▶ Written instruction:
Exclude images, then output the remaining data verbatim.

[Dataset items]
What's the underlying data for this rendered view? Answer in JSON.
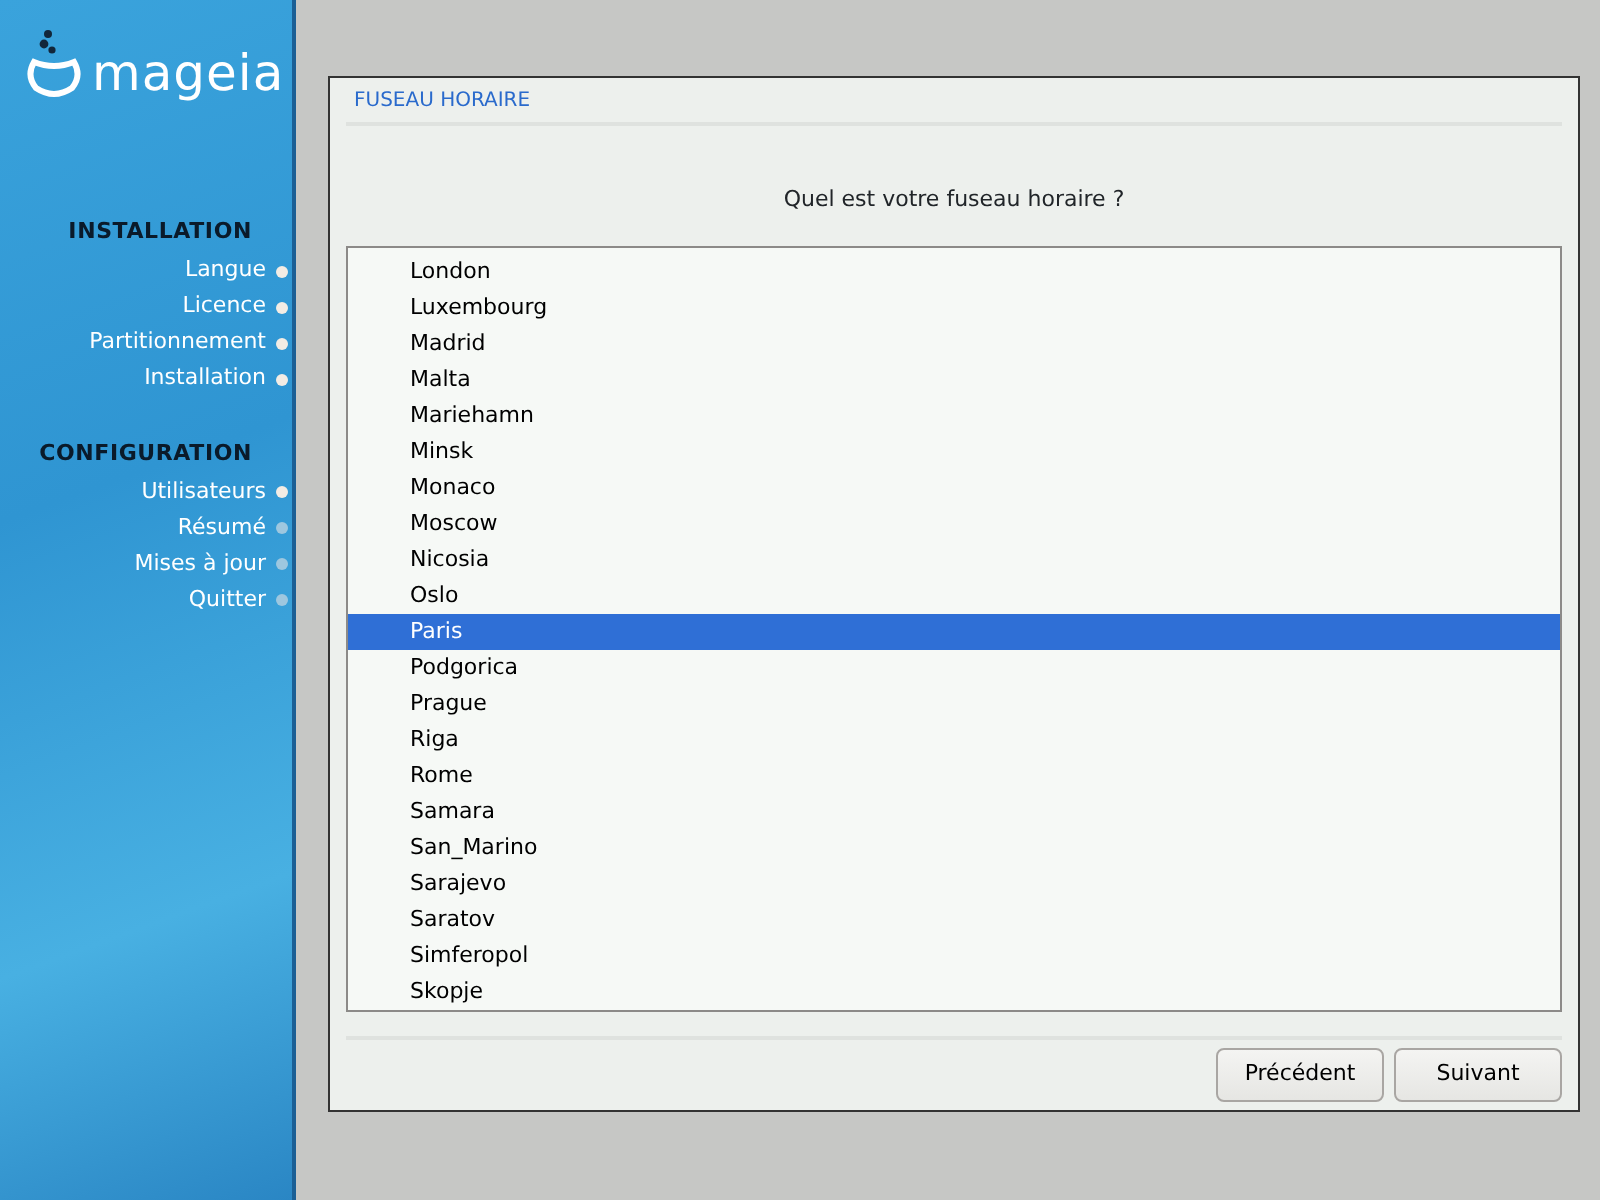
{
  "sidebar": {
    "logo_text": "mageia",
    "sections": [
      {
        "title": "INSTALLATION",
        "steps": [
          {
            "label": "Langue",
            "done": true
          },
          {
            "label": "Licence",
            "done": true
          },
          {
            "label": "Partitionnement",
            "done": true
          },
          {
            "label": "Installation",
            "done": true
          }
        ]
      },
      {
        "title": "CONFIGURATION",
        "steps": [
          {
            "label": "Utilisateurs",
            "done": true
          },
          {
            "label": "Résumé",
            "done": false
          },
          {
            "label": "Mises à jour",
            "done": false
          },
          {
            "label": "Quitter",
            "done": false
          }
        ]
      }
    ]
  },
  "dialog": {
    "title": "FUSEAU HORAIRE",
    "question": "Quel est votre fuseau horaire ?",
    "timezones": [
      {
        "label": "London",
        "selected": false
      },
      {
        "label": "Luxembourg",
        "selected": false
      },
      {
        "label": "Madrid",
        "selected": false
      },
      {
        "label": "Malta",
        "selected": false
      },
      {
        "label": "Mariehamn",
        "selected": false
      },
      {
        "label": "Minsk",
        "selected": false
      },
      {
        "label": "Monaco",
        "selected": false
      },
      {
        "label": "Moscow",
        "selected": false
      },
      {
        "label": "Nicosia",
        "selected": false
      },
      {
        "label": "Oslo",
        "selected": false
      },
      {
        "label": "Paris",
        "selected": true
      },
      {
        "label": "Podgorica",
        "selected": false
      },
      {
        "label": "Prague",
        "selected": false
      },
      {
        "label": "Riga",
        "selected": false
      },
      {
        "label": "Rome",
        "selected": false
      },
      {
        "label": "Samara",
        "selected": false
      },
      {
        "label": "San_Marino",
        "selected": false
      },
      {
        "label": "Sarajevo",
        "selected": false
      },
      {
        "label": "Saratov",
        "selected": false
      },
      {
        "label": "Simferopol",
        "selected": false
      },
      {
        "label": "Skopje",
        "selected": false
      }
    ],
    "buttons": [
      "Précédent",
      "Suivant"
    ]
  }
}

▶ Exercise answer:
What's the underlying data for this rendered view? Answer in JSON.
{
  "sidebar": {
    "logo_text": "mageia",
    "sections": [
      {
        "title": "INSTALLATION",
        "steps": [
          {
            "label": "Langue",
            "done": true
          },
          {
            "label": "Licence",
            "done": true
          },
          {
            "label": "Partitionnement",
            "done": true
          },
          {
            "label": "Installation",
            "done": true
          }
        ]
      },
      {
        "title": "CONFIGURATION",
        "steps": [
          {
            "label": "Utilisateurs",
            "done": true
          },
          {
            "label": "Résumé",
            "done": false
          },
          {
            "label": "Mises à jour",
            "done": false
          },
          {
            "label": "Quitter",
            "done": false
          }
        ]
      }
    ]
  },
  "dialog": {
    "title": "FUSEAU HORAIRE",
    "question": "Quel est votre fuseau horaire ?",
    "timezones": [
      {
        "label": "London",
        "selected": false
      },
      {
        "label": "Luxembourg",
        "selected": false
      },
      {
        "label": "Madrid",
        "selected": false
      },
      {
        "label": "Malta",
        "selected": false
      },
      {
        "label": "Mariehamn",
        "selected": false
      },
      {
        "label": "Minsk",
        "selected": false
      },
      {
        "label": "Monaco",
        "selected": false
      },
      {
        "label": "Moscow",
        "selected": false
      },
      {
        "label": "Nicosia",
        "selected": false
      },
      {
        "label": "Oslo",
        "selected": false
      },
      {
        "label": "Paris",
        "selected": true
      },
      {
        "label": "Podgorica",
        "selected": false
      },
      {
        "label": "Prague",
        "selected": false
      },
      {
        "label": "Riga",
        "selected": false
      },
      {
        "label": "Rome",
        "selected": false
      },
      {
        "label": "Samara",
        "selected": false
      },
      {
        "label": "San_Marino",
        "selected": false
      },
      {
        "label": "Sarajevo",
        "selected": false
      },
      {
        "label": "Saratov",
        "selected": false
      },
      {
        "label": "Simferopol",
        "selected": false
      },
      {
        "label": "Skopje",
        "selected": false
      }
    ],
    "buttons": [
      "Précédent",
      "Suivant"
    ]
  }
}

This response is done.